A block of data:
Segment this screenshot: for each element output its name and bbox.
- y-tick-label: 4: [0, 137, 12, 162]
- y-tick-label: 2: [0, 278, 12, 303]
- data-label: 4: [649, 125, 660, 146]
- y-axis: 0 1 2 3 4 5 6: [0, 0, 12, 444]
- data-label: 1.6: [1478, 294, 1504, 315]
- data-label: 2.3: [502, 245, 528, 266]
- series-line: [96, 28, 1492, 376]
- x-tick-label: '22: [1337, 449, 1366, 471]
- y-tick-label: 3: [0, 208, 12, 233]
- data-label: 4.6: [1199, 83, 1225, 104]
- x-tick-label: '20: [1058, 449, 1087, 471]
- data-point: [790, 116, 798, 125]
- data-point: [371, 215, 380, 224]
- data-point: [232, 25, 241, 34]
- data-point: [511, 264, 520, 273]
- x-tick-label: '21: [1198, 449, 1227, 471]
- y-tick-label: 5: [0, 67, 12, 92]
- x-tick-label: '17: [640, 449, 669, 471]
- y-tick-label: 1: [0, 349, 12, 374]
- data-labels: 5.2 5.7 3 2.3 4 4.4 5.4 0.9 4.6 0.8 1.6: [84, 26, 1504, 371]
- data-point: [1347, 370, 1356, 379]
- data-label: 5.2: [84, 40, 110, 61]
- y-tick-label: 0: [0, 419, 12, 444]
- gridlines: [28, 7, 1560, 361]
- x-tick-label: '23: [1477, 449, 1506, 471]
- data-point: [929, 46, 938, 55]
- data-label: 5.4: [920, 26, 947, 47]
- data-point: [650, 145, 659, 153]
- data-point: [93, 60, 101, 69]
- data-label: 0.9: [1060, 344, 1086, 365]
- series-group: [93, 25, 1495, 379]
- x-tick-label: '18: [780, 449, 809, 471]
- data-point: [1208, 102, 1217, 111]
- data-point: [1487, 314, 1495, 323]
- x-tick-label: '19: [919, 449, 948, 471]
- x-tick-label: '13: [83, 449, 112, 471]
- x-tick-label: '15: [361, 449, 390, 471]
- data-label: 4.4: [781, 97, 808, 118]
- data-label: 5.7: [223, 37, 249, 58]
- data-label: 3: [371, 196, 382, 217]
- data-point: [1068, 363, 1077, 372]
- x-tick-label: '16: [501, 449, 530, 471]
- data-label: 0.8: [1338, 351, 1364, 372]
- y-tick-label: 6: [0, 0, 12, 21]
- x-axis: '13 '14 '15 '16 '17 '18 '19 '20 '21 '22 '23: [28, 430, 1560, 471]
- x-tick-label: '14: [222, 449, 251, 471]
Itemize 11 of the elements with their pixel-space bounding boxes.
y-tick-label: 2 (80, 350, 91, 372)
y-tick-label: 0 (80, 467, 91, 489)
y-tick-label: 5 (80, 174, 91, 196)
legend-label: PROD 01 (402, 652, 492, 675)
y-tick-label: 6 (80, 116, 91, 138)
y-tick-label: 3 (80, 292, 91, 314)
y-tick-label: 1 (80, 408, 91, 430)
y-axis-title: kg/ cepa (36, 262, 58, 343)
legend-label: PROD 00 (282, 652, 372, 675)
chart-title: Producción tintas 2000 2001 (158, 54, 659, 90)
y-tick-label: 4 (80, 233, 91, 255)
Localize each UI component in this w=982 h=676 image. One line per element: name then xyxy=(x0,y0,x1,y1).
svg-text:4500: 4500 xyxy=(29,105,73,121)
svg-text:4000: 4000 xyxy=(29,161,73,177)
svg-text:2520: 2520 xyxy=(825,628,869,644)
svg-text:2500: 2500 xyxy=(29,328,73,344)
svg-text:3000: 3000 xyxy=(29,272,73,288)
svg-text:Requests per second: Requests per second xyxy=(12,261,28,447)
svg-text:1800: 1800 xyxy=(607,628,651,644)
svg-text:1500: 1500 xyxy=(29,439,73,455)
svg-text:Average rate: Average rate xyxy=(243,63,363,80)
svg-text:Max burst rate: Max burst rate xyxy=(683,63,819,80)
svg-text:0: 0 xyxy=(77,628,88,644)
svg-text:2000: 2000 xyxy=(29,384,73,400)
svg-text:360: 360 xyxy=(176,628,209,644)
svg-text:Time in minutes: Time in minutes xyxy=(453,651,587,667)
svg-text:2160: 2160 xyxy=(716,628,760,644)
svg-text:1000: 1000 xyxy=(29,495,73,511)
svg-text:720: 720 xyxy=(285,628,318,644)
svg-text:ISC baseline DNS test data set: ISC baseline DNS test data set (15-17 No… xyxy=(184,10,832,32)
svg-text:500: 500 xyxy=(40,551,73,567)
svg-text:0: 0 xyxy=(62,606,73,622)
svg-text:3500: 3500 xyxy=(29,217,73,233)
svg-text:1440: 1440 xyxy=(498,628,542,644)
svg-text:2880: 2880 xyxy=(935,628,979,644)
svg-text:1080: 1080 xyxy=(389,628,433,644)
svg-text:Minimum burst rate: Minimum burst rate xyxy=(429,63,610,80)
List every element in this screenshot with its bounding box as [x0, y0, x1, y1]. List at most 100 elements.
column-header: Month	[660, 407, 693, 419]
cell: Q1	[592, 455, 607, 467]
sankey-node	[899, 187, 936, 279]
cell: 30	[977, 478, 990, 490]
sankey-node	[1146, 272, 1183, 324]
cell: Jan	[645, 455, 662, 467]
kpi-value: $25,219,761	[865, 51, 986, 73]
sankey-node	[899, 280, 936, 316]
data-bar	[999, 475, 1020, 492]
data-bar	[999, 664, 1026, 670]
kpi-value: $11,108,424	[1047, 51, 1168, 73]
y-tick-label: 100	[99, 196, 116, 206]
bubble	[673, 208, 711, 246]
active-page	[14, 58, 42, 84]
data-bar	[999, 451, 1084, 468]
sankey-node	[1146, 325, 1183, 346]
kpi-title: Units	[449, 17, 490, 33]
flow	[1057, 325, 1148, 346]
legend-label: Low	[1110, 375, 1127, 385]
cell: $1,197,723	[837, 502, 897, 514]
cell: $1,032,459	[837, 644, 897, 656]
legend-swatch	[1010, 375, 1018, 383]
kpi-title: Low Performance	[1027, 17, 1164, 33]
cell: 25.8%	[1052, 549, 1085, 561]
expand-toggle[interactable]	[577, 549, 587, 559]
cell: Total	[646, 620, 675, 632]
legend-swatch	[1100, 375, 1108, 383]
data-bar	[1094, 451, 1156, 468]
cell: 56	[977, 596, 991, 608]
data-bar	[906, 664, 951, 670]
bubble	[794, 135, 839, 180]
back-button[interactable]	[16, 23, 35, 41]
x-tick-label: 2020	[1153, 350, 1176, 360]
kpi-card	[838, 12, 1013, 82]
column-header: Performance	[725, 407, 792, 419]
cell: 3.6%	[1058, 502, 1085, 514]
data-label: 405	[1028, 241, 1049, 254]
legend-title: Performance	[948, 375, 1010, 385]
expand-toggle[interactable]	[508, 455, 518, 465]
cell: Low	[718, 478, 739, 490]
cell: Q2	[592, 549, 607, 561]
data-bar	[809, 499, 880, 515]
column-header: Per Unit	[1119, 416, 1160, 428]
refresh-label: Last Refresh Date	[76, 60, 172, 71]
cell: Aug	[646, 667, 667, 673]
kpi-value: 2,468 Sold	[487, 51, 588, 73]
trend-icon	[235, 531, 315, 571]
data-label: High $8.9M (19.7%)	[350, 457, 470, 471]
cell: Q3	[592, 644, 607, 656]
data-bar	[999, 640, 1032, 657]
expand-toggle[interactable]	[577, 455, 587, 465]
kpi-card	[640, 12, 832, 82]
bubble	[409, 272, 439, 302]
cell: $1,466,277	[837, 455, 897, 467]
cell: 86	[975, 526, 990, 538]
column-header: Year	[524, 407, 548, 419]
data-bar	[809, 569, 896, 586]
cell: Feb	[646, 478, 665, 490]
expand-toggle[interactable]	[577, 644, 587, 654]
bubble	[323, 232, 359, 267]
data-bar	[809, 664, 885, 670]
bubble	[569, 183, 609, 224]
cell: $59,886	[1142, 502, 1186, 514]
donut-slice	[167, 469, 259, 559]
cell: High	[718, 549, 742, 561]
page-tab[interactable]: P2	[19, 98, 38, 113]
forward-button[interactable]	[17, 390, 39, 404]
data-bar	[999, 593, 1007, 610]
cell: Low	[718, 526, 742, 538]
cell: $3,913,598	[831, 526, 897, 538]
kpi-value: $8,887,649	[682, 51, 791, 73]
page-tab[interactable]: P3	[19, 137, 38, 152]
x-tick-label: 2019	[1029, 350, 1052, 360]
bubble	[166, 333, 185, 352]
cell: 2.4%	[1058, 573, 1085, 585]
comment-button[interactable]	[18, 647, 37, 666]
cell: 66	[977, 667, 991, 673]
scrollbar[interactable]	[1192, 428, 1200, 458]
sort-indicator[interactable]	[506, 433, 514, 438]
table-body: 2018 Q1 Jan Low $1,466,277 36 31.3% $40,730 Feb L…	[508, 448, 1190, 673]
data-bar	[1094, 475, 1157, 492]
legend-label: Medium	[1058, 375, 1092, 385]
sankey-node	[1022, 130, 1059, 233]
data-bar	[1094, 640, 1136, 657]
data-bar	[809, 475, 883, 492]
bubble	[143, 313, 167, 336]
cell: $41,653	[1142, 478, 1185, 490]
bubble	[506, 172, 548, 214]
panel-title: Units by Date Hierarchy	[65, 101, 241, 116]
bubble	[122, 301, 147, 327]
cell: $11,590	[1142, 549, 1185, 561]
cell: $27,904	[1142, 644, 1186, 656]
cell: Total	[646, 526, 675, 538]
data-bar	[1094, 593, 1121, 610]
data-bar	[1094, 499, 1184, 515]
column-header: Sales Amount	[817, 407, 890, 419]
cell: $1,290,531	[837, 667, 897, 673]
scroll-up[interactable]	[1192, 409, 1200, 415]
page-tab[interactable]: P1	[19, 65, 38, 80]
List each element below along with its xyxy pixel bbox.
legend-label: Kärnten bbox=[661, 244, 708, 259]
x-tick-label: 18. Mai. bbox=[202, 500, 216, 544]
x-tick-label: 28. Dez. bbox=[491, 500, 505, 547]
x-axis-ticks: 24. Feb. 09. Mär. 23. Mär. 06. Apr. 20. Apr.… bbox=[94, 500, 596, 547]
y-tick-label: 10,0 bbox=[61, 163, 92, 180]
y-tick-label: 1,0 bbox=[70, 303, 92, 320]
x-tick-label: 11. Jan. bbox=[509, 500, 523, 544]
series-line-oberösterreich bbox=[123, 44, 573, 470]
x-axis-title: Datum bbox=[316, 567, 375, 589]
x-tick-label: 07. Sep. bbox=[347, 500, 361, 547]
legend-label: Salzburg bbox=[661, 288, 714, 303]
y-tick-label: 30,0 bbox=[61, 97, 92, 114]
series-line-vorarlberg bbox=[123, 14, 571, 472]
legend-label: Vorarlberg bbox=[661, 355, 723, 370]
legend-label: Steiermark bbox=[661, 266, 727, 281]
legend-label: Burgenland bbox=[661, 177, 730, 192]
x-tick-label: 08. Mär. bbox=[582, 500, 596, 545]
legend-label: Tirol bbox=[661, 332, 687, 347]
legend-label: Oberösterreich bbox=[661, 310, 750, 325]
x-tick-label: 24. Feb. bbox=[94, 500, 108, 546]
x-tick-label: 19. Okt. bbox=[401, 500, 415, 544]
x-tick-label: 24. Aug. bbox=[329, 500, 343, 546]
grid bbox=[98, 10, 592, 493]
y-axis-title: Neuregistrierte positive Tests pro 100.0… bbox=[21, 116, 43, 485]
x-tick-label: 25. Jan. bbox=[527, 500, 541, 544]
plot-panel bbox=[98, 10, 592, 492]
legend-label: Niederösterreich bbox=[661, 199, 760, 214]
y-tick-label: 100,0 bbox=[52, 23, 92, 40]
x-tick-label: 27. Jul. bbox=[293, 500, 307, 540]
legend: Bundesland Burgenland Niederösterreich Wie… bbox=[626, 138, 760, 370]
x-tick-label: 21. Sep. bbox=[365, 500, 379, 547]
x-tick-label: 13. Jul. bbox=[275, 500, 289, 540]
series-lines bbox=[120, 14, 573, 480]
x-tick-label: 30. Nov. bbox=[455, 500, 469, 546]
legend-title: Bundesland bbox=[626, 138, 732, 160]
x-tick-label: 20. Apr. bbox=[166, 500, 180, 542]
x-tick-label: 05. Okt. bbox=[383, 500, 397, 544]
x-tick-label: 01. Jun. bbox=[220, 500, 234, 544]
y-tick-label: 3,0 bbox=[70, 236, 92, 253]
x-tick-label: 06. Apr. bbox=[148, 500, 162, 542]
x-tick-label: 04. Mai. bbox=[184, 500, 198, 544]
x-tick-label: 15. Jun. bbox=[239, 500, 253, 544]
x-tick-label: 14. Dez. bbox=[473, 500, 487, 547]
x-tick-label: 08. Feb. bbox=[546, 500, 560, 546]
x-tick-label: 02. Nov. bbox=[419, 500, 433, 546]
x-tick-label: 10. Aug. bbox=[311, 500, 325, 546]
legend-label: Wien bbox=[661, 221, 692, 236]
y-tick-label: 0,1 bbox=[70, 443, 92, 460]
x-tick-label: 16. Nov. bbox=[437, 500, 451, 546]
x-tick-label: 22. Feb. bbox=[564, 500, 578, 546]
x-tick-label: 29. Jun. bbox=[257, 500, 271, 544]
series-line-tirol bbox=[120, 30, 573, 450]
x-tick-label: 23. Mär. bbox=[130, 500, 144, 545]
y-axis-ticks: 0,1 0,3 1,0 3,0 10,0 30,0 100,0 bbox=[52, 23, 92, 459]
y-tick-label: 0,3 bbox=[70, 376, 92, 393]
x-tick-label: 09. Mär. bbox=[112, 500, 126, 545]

Task brief =>
Find every line in the data above that contains the string "swatch", and copy each of those lines.

Answer for the task =>
legend-swatch	[1010, 375, 1018, 383]
legend-swatch	[1100, 375, 1108, 383]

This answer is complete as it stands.